━━ Records supplied ━━

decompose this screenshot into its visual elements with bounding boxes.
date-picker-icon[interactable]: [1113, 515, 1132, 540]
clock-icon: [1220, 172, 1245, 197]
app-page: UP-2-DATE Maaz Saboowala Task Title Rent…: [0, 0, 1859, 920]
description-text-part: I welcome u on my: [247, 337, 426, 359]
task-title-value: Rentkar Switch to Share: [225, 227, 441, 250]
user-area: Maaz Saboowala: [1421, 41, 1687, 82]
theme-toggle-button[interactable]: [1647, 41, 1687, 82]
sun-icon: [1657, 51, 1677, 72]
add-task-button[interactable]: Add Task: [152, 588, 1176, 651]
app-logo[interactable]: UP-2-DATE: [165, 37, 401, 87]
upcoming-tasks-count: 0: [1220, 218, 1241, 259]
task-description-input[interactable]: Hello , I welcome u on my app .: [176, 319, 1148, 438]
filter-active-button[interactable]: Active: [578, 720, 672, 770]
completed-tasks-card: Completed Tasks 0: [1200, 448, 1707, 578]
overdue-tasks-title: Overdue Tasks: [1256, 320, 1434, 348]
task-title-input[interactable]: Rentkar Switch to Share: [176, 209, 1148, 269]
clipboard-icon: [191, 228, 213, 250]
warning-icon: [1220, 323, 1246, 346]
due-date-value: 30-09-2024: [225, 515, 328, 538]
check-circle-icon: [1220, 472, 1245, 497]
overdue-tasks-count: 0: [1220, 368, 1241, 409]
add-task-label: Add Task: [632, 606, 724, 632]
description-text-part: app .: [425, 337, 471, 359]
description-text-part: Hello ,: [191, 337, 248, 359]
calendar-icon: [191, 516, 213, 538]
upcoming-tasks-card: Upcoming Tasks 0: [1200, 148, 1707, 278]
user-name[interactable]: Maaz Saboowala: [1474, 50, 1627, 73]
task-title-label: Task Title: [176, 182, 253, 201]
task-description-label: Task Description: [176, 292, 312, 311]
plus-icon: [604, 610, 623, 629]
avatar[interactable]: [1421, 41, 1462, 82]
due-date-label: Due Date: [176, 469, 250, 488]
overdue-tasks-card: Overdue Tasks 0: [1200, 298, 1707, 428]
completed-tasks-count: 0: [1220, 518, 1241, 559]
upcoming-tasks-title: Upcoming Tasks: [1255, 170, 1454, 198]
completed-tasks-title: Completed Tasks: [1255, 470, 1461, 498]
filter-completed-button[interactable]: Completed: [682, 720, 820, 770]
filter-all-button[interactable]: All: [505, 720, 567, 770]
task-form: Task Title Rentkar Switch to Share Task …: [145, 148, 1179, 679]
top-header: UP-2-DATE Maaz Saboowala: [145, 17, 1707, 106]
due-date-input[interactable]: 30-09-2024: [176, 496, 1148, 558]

━━━

▸ Exercise goal: Render each line of the material above as a row in a Markdown table with the columns No. and Line, and leave out any blank lines.

▸ Exercise solution:
| No. | Line |
|---|---|
| 1 | decompose this screenshot into its visual elements with bounding boxes. |
| 2 | date-picker-icon[interactable]: [1113, 515, 1132, 540] |
| 3 | clock-icon: [1220, 172, 1245, 197] |
| 4 | app-page: UP-2-DATE Maaz Saboowala Task Title Rent…: [0, 0, 1859, 920] |
| 5 | description-text-part: I welcome u on my: [247, 337, 426, 359] |
| 6 | task-title-value: Rentkar Switch to Share: [225, 227, 441, 250] |
| 7 | user-area: Maaz Saboowala: [1421, 41, 1687, 82] |
| 8 | theme-toggle-button[interactable]: [1647, 41, 1687, 82] |
| 9 | sun-icon: [1657, 51, 1677, 72] |
| 10 | add-task-button[interactable]: Add Task: [152, 588, 1176, 651] |
| 11 | app-logo[interactable]: UP-2-DATE: [165, 37, 401, 87] |
| 12 | upcoming-tasks-count: 0: [1220, 218, 1241, 259] |
| 13 | task-description-input[interactable]: Hello , I welcome u on my app .: [176, 319, 1148, 438] |
| 14 | filter-active-button[interactable]: Active: [578, 720, 672, 770] |
| 15 | completed-tasks-card: Completed Tasks 0: [1200, 448, 1707, 578] |
| 16 | overdue-tasks-title: Overdue Tasks: [1256, 320, 1434, 348] |
| 17 | task-title-input[interactable]: Rentkar Switch to Share: [176, 209, 1148, 269] |
| 18 | clipboard-icon: [191, 228, 213, 250] |
| 19 | warning-icon: [1220, 323, 1246, 346] |
| 20 | due-date-value: 30-09-2024: [225, 515, 328, 538] |
| 21 | check-circle-icon: [1220, 472, 1245, 497] |
| 22 | overdue-tasks-count: 0: [1220, 368, 1241, 409] |
| 23 | add-task-label: Add Task: [632, 606, 724, 632] |
| 24 | description-text-part: app .: [425, 337, 471, 359] |
| 25 | description-text-part: Hello ,: [191, 337, 248, 359] |
| 26 | calendar-icon: [191, 516, 213, 538] |
| 27 | upcoming-tasks-card: Upcoming Tasks 0: [1200, 148, 1707, 278] |
| 28 | user-name[interactable]: Maaz Saboowala: [1474, 50, 1627, 73] |
| 29 | task-title-label: Task Title: [176, 182, 253, 201] |
| 30 | task-description-label: Task Description: [176, 292, 312, 311] |
| 31 | plus-icon: [604, 610, 623, 629] |
| 32 | avatar[interactable]: [1421, 41, 1462, 82] |
| 33 | due-date-label: Due Date: [176, 469, 250, 488] |
| 34 | overdue-tasks-card: Overdue Tasks 0: [1200, 298, 1707, 428] |
| 35 | completed-tasks-count: 0: [1220, 518, 1241, 559] |
| 36 | upcoming-tasks-title: Upcoming Tasks: [1255, 170, 1454, 198] |
| 37 | completed-tasks-title: Completed Tasks: [1255, 470, 1461, 498] |
| 38 | filter-completed-button[interactable]: Completed: [682, 720, 820, 770] |
| 39 | filter-all-button[interactable]: All: [505, 720, 567, 770] |
| 40 | task-form: Task Title Rentkar Switch to Share Task …: [145, 148, 1179, 679] |
| 41 | top-header: UP-2-DATE Maaz Saboowala: [145, 17, 1707, 106] |
| 42 | due-date-input[interactable]: 30-09-2024: [176, 496, 1148, 558] |